Locate the line with "OCR this image." in the material. Copy that line and each one after it, through the last, exactly and with nothing else.

* BEGIN Data entries *

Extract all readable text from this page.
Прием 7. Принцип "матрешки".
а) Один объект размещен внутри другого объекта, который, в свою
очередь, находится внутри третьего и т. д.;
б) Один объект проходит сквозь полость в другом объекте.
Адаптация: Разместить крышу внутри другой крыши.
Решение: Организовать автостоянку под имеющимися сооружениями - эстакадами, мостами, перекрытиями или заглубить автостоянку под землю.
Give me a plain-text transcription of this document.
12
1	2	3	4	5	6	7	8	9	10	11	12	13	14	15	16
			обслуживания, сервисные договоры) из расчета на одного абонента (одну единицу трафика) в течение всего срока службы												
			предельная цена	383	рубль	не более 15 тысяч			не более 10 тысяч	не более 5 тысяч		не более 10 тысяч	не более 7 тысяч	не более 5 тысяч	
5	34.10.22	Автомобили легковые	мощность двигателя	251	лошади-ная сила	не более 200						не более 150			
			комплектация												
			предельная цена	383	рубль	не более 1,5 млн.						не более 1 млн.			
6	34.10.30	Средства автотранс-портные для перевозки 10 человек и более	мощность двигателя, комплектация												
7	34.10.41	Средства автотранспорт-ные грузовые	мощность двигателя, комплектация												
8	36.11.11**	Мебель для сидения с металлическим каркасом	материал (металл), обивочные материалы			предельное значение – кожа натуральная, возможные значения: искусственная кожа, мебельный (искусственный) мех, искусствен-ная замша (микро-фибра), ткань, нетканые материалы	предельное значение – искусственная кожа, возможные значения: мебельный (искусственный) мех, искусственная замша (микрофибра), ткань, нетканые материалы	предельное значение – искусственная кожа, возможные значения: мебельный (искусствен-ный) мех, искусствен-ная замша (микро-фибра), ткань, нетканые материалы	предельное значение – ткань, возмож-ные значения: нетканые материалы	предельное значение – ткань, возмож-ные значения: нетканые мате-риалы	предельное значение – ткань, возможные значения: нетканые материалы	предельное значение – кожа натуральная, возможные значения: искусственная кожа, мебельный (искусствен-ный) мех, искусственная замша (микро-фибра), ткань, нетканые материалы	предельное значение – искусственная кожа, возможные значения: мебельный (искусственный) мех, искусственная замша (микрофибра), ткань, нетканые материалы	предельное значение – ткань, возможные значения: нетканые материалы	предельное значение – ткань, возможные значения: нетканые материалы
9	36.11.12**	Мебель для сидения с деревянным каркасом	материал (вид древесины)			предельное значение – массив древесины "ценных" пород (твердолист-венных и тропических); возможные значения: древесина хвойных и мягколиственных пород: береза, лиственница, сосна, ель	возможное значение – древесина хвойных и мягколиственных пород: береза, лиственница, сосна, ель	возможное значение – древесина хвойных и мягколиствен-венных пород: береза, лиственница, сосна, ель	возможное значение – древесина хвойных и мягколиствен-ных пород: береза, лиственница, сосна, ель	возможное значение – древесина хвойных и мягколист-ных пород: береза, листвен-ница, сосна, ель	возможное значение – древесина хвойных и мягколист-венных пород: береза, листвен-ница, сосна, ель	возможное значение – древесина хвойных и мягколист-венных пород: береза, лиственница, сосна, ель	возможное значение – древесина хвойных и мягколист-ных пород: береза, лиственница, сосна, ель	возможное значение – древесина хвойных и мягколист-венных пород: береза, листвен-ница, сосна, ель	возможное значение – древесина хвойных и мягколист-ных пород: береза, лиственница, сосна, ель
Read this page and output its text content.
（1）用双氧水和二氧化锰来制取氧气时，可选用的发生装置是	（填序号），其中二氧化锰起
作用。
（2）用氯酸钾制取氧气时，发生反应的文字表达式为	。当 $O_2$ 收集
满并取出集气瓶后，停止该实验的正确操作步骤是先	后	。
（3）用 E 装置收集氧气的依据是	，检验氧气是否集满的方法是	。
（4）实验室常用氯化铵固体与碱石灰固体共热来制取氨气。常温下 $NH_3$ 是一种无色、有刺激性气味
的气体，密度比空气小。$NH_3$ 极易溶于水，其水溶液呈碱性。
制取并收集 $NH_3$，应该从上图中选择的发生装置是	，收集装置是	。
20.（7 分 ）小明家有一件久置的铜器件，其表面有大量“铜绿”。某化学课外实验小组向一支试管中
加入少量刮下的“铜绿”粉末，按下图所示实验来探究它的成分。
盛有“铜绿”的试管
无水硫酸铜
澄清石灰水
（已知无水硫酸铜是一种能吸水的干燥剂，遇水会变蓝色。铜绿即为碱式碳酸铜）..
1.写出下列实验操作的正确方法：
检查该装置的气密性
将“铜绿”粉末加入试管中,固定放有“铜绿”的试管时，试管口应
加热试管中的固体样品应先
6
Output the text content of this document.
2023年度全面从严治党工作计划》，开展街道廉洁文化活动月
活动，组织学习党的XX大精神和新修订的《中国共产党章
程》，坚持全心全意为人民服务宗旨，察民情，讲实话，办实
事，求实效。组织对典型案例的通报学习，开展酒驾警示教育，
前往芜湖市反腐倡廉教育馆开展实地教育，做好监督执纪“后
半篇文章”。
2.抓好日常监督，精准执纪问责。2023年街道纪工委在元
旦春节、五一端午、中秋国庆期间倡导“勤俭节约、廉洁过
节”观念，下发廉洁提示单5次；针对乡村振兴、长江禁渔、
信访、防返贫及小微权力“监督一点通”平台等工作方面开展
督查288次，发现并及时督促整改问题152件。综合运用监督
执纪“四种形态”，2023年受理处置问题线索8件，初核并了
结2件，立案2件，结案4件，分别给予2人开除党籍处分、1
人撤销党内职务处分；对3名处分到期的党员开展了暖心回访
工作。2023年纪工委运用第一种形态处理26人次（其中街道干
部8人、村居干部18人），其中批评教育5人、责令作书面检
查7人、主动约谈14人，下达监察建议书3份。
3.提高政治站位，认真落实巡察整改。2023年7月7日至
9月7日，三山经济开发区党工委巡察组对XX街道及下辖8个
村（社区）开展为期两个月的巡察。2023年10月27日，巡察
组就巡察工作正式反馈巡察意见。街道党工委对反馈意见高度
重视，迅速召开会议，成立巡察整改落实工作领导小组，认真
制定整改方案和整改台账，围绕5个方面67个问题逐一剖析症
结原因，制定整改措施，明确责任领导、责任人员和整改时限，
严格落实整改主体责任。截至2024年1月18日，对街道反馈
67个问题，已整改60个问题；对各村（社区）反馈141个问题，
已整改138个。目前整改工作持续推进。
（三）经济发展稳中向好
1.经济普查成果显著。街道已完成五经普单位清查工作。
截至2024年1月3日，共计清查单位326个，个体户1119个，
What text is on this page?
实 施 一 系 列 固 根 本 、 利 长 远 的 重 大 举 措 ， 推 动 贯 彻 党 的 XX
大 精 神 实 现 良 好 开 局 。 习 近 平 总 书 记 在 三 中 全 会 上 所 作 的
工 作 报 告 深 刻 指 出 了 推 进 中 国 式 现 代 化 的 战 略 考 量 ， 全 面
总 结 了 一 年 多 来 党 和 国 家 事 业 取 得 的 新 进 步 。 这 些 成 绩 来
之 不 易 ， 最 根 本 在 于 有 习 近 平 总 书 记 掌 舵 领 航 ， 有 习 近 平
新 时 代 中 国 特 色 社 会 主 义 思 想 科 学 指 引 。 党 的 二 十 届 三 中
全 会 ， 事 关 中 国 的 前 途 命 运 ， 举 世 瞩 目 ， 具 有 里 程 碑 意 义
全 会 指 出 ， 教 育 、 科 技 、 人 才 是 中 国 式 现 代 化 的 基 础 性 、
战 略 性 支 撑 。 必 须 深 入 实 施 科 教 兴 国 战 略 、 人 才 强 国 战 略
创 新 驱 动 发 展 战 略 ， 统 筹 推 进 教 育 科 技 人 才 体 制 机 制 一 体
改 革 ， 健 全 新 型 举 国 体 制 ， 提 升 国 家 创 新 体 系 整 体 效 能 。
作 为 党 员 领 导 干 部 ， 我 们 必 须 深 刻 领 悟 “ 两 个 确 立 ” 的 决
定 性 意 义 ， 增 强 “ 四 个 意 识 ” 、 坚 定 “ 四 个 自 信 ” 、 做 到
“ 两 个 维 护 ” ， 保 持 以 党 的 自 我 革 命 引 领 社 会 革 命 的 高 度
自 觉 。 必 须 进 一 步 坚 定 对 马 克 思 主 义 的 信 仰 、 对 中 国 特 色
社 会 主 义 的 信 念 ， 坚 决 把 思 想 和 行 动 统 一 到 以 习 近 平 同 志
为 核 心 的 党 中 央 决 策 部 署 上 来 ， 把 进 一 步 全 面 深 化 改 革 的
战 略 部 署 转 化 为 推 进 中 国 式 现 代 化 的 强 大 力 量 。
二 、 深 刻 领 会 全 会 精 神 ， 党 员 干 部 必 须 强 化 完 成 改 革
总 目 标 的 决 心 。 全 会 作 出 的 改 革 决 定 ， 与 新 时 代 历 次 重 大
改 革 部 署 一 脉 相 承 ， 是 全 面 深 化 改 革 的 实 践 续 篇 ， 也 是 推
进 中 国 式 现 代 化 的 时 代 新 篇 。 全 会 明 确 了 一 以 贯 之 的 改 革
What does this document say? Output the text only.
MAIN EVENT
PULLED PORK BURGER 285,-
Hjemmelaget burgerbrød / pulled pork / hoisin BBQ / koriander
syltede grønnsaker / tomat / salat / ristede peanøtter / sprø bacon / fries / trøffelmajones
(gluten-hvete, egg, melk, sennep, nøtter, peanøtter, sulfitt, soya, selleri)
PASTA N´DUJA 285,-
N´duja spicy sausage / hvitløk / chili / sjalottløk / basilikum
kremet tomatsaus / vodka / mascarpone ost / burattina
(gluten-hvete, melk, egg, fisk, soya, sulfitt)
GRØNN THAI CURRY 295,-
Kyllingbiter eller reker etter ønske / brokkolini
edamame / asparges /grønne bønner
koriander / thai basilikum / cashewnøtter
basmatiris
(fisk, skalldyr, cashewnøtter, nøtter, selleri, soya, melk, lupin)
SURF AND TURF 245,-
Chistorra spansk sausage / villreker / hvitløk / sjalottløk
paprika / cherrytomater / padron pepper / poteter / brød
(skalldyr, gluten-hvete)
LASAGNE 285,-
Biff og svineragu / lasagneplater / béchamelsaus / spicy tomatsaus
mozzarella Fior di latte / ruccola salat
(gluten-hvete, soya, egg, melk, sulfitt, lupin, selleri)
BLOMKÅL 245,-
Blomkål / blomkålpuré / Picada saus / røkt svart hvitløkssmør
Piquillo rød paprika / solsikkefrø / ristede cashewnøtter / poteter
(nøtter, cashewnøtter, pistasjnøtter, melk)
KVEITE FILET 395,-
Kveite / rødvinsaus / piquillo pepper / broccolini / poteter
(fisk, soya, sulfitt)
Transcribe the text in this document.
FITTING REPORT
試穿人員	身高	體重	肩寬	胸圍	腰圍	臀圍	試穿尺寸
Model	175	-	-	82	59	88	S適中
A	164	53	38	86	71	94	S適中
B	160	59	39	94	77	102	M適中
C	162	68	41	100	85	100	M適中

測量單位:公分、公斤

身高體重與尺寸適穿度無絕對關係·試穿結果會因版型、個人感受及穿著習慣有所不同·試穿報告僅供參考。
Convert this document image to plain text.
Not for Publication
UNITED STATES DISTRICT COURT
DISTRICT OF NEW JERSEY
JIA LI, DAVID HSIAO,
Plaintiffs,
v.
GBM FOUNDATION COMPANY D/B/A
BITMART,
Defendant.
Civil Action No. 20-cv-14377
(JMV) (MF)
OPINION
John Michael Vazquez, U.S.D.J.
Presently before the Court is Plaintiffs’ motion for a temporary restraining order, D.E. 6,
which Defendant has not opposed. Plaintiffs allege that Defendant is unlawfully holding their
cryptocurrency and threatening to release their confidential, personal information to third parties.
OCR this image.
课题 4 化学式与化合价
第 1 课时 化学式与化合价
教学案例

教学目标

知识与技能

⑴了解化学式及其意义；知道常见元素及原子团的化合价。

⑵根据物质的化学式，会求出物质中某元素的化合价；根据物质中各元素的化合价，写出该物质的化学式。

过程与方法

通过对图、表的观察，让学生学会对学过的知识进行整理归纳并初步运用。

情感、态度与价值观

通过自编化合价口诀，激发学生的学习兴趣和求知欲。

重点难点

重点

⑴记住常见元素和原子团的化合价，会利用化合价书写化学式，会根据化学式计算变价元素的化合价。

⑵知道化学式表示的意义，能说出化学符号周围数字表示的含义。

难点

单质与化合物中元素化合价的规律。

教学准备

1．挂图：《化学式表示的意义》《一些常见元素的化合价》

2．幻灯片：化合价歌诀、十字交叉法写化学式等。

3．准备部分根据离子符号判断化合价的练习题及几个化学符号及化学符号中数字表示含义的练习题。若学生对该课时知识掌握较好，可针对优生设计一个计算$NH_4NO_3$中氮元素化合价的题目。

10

* END Data entries *

# Answer in full
OCR this image.
课题 4 化学式与化合价
第 1 课时 化学式与化合价
教学案例

教学目标

知识与技能

⑴了解化学式及其意义；知道常见元素及原子团的化合价。

⑵根据物质的化学式，会求出物质中某元素的化合价；根据物质中各元素的化合价，写出该物质的化学式。

过程与方法

通过对图、表的观察，让学生学会对学过的知识进行整理归纳并初步运用。

情感、态度与价值观

通过自编化合价口诀，激发学生的学习兴趣和求知欲。

重点难点

重点

⑴记住常见元素和原子团的化合价，会利用化合价书写化学式，会根据化学式计算变价元素的化合价。

⑵知道化学式表示的意义，能说出化学符号周围数字表示的含义。

难点

单质与化合物中元素化合价的规律。

教学准备

1．挂图：《化学式表示的意义》《一些常见元素的化合价》

2．幻灯片：化合价歌诀、十字交叉法写化学式等。

3．准备部分根据离子符号判断化合价的练习题及几个化学符号及化学符号中数字表示含义的练习题。若学生对该课时知识掌握较好，可针对优生设计一个计算$NH_4NO_3$中氮元素化合价的题目。

10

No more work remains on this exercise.